▶ _PROBLEM REQUIREMENTS_:
Each record below should appear again exactly as written.

## BEGIN DATA FOR THIS TASK

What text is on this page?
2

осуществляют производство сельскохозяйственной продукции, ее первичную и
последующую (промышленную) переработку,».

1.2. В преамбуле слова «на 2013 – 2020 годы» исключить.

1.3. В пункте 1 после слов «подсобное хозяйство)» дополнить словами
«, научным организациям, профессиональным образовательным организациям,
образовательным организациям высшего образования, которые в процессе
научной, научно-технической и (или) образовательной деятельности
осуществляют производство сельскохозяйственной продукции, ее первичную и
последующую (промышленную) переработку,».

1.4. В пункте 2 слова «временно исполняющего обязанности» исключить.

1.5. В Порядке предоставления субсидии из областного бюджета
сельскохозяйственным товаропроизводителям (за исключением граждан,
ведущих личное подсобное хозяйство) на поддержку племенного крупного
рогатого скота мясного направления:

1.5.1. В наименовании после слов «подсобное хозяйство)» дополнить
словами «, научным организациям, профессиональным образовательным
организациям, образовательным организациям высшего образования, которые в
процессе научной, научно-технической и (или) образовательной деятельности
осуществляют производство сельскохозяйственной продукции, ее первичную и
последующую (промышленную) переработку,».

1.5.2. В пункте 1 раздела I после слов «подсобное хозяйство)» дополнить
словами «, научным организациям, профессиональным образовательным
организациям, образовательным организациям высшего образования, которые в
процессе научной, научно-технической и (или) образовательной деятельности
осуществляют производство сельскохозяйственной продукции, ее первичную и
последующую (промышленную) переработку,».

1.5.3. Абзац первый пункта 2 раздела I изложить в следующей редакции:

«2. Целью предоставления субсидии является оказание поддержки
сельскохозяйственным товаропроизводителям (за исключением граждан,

## END DATA FOR THIS TASK

▶ _FULL ANSWER_:
What text is on this page?
2

осуществляют производство сельскохозяйственной продукции, ее первичную и
последующую (промышленную) переработку,».

1.2. В преамбуле слова «на 2013 – 2020 годы» исключить.

1.3. В пункте 1 после слов «подсобное хозяйство)» дополнить словами
«, научным организациям, профессиональным образовательным организациям,
образовательным организациям высшего образования, которые в процессе
научной, научно-технической и (или) образовательной деятельности
осуществляют производство сельскохозяйственной продукции, ее первичную и
последующую (промышленную) переработку,».

1.4. В пункте 2 слова «временно исполняющего обязанности» исключить.

1.5. В Порядке предоставления субсидии из областного бюджета
сельскохозяйственным товаропроизводителям (за исключением граждан,
ведущих личное подсобное хозяйство) на поддержку племенного крупного
рогатого скота мясного направления:

1.5.1. В наименовании после слов «подсобное хозяйство)» дополнить
словами «, научным организациям, профессиональным образовательным
организациям, образовательным организациям высшего образования, которые в
процессе научной, научно-технической и (или) образовательной деятельности
осуществляют производство сельскохозяйственной продукции, ее первичную и
последующую (промышленную) переработку,».

1.5.2. В пункте 1 раздела I после слов «подсобное хозяйство)» дополнить
словами «, научным организациям, профессиональным образовательным
организациям, образовательным организациям высшего образования, которые в
процессе научной, научно-технической и (или) образовательной деятельности
осуществляют производство сельскохозяйственной продукции, ее первичную и
последующую (промышленную) переработку,».

1.5.3. Абзац первый пункта 2 раздела I изложить в следующей редакции:

«2. Целью предоставления субсидии является оказание поддержки
сельскохозяйственным товаропроизводителям (за исключением граждан,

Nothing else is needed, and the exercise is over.